(Document section)
● ● ● ● ● ● ●
Integral Yoga Method for Attaining Mastery Over the Force of Desire in the Lower Vital Nature

Humanity develops habits of response that tend to become ingrained in almost all approaches to any particular topic. This is found to be especially true when it comes to the question of religious dedication and spiritual aspiration. The default response to religious or spiritual devotion has historically been to give up, abandon, the focus on life in the material world. Whether it is the renunciate or the monk, or life in the desert, the cave, the monastery, cloister, ashram or abbey, humanity has created a fixed and habitual way of addressing the issue, to such a degree that this approach is rarely, if ever, challenged.

This habit is based on the mind-set that treats the physical being as the basis and the development of mental, religious and spiritual impulses as a development that seeks to transcend the physical body. This has led to many experiments such as extreme fasting, vows of silence, ascetic bareness, vows of poverty and other ways of making a clean break from the physical, material life to one of spiritual focus. People have experienced clear benefits from these approaches, which has led to their becoming embedded in the spiritual and religious development in the first place.

Sri Aurobindo’s approach represents a different, more nuanced approach to the issues, inasmuch as he sets the objective, not as the abandonment of life, but the upliftment and transformation of life. The need for focus on the spiritual effort remains, but all of these longstanding methods have to be looked at with a new understanding and from a perspective based on transformation rather than escape from the life of the world.

A devotee, living at Sri Aurobindo Ashram some years ago, recounted an experiment he made for a period of time. He determined to adopt a vow of silence to gain some control over the force of speech and the energy that was dispersed in idle talk on a day to day basis. He adopted carrying a notebook and pen with him to respond to people. The discipline helped keep him focused on the internal process. Yet he felt that he needed to adapt the vow of silence to allow him to carry out the tasks he was given as part of the ashram community. He thus adopted the process of speaking to the extent it was directly related to the work he was assigned, and then only the absolutely necessary speech, while refraining from all ‘social’ speech. He carried on this experiment for a period of some months and learned a great deal about the impulsion to speak and the habitual patterns of interaction. He also gained an insight about the use of the vow of silence itself and how it would need to be modified for an individual who did not want to cut the use of speech entirely.

Similar review could lead to a change from extreme fasting to a careful understanding of the actual needs of the body and life energy and a tailoring of the food intake to meet those needs without indulgence in the desires of the palate, the social habits of taking meals, the cravings of the lower vital nature or going to the extreme of fixating so much on this process of understanding that it becomes a distraction of its own..

Instead of avoidance of money and its power, the devotee could accept money from the standpoint of the trustee who does not assert ownership over the money. Money could flow to carry out activities that enhance the well-being of people and the balance of the environment, as well as bringing beauty, harmony and enrichment to life, without any sense of self-aggrandisement or individual ego-satisfaction.
● ● ● ● ● ● ●
(Listings of boxed layout items)
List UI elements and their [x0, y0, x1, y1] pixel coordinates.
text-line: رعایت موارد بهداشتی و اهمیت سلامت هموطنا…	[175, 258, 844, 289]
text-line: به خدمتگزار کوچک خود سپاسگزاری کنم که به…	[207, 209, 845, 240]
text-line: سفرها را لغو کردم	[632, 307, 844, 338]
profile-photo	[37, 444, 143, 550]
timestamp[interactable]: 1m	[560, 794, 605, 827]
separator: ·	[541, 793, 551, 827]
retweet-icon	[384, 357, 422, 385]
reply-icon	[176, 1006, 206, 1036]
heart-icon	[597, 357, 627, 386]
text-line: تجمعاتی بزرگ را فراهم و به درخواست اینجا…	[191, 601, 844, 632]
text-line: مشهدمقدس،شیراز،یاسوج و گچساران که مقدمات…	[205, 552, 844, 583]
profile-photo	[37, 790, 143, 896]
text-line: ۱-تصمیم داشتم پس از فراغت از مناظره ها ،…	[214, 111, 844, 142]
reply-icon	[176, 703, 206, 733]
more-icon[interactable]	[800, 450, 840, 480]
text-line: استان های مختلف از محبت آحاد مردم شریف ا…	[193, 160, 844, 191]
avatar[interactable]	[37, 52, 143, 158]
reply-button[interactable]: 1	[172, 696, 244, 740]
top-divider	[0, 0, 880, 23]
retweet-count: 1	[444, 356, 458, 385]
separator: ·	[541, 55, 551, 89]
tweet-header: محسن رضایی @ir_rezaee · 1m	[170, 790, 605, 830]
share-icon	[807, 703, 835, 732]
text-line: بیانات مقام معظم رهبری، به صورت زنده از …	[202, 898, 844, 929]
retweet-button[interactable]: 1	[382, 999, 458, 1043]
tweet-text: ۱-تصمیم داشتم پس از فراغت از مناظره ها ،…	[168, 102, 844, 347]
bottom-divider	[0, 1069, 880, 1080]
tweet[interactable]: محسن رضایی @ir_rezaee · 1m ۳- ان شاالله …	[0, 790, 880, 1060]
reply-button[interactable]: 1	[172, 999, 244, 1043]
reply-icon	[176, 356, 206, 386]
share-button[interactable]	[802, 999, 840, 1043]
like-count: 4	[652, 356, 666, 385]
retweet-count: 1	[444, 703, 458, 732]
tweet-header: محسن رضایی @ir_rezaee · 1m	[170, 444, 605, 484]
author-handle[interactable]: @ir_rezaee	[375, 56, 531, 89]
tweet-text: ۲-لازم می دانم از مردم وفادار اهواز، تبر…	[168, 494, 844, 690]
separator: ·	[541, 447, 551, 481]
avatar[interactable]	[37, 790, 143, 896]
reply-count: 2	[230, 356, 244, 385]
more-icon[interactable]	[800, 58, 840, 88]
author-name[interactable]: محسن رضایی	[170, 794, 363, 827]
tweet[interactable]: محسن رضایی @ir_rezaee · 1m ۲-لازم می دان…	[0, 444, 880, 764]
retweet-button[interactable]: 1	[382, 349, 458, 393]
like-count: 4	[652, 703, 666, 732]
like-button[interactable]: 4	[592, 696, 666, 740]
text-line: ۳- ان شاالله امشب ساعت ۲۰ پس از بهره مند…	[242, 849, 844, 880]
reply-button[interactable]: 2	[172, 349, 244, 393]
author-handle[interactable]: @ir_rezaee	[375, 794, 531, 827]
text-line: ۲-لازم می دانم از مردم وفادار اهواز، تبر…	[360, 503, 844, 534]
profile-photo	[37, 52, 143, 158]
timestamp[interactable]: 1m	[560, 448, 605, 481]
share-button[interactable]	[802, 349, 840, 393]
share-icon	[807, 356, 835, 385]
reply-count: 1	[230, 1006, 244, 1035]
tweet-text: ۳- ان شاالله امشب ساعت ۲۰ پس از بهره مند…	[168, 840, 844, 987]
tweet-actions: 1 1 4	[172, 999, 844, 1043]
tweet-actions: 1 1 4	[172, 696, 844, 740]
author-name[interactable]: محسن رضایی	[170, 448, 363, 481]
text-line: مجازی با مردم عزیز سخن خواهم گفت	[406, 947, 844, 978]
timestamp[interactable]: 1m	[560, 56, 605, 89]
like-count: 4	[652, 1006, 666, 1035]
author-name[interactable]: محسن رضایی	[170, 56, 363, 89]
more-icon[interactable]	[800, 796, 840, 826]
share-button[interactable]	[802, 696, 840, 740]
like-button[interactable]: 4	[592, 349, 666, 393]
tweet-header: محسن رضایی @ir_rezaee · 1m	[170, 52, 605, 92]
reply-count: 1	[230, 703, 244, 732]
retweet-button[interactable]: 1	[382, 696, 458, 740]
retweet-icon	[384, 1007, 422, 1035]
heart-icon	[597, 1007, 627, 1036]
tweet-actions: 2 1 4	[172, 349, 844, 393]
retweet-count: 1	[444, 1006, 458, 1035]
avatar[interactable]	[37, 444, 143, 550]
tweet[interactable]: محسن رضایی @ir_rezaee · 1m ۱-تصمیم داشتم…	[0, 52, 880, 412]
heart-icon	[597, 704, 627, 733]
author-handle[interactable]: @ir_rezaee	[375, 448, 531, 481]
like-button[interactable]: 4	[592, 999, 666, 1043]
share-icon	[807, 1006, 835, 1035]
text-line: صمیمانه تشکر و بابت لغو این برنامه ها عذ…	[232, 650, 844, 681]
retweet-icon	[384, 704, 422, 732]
● ● ● ● ● ● ●
(Work instructions)
1: Reproduce word for word the part of the passage on mastering desire in Integral Yoga that lies between "Integral Yoga Method" and "if ever, challenged.", inclusive.
2: Pick up the essay on mastering desire in the lower vital nature from its final sentence and write what comes next.

(Expected outputs)
1:
Integral Yoga Method for Attaining Mastery Over the Force of Desire in the Lower Vital Nature

Humanity develops habits of response that tend to become ingrained in almost all approaches to any particular topic. This is found to be especially true when it comes to the question of religious dedication and spiritual aspiration. The default response to religious or spiritual devotion has historically been to give up, abandon, the focus on life in the material world. Whether it is the renunciate or the monk, or life in the desert, the cave, the monastery, cloister, ashram or abbey, humanity has created a fixed and habitual way of addressing the issue, to such a degree that this approach is rarely, if ever, challenged.

2:
All of these modified approaches imply a more conscious and subtle approach to both accomplish the objective and avoid creation of an excuse for indulgence. The practitioner needs to be inwardly awake and totally dedicated to the spiritual quest to align himself with the divine Will rather than the promptings of the ego-personality.

Sri Aurobindo writes: “If you want to do Yoga, you must take more and more in all matters, small or great, the Yogic attitude. In our path that attitude is not one of forceful suppression, but of detachment and equality with regard to the objects of desire. Forceful suppression (fasting comes under the head) stands on the same level as free indulgence; in both cases, the desire remains: in the one it is fed by indulgence; in the other it lies latent and exasperated by suppression. It is only when one stands back, separates oneself from the lower vital, refusing to regard its desires and clamours as one’s own, and cultivates an entire equality and equanimity in the consciousness with respect to them that the lower vital itself becomes gradually purified and itself also calm and equal. Each wave of desire as it comes must be observed, as quietly and with as much unmoved detachment as you would observe something going on outside you, and must be allowed to pass, rejected from the consciousness, and the true movement, the true consciousness steadily put in its place.”

Sri Aurobindo, Bases of Yoga, Chapter 4, Desire — Food — Sex, pg. 65

Distinguishing Vital or Mental Desire or Demand from Aspiration of the Psychic Being

Desire can take many forms, some of them subtle, inasmuch as they are linked to prayer and thus seem to confirm the aspiration. There is a subtle form of bargaining that can take place where the dedication of the seeker is tied to the Divine providing a specific anticipated form of realisation, support or result. In some cases this is couched in such a way as to make it seem that the bargaining is so that the individual can better carry out the Divine Will, as the individual understands it. This is a form of desire that stems from the mental or vital part of the nature, not directly from the soul or psychic being.

If we look carefully at the form that the aspiration or prayer takes, it is actually not too difficult to distinguish those that either originate in the mental or vital being, or which are at least influenced and colored by them. The psychic formation of aspiration is pure, undemanding, quiet and receptive and ready to give itself to the Divine without preconditions.

This implies that the seeker also does not have expectation about a particular form, type or time for a result to be given. The Divine acts according to his own light and his own time and the psychic being accepts that without impatience, disturbance or any loss of faith.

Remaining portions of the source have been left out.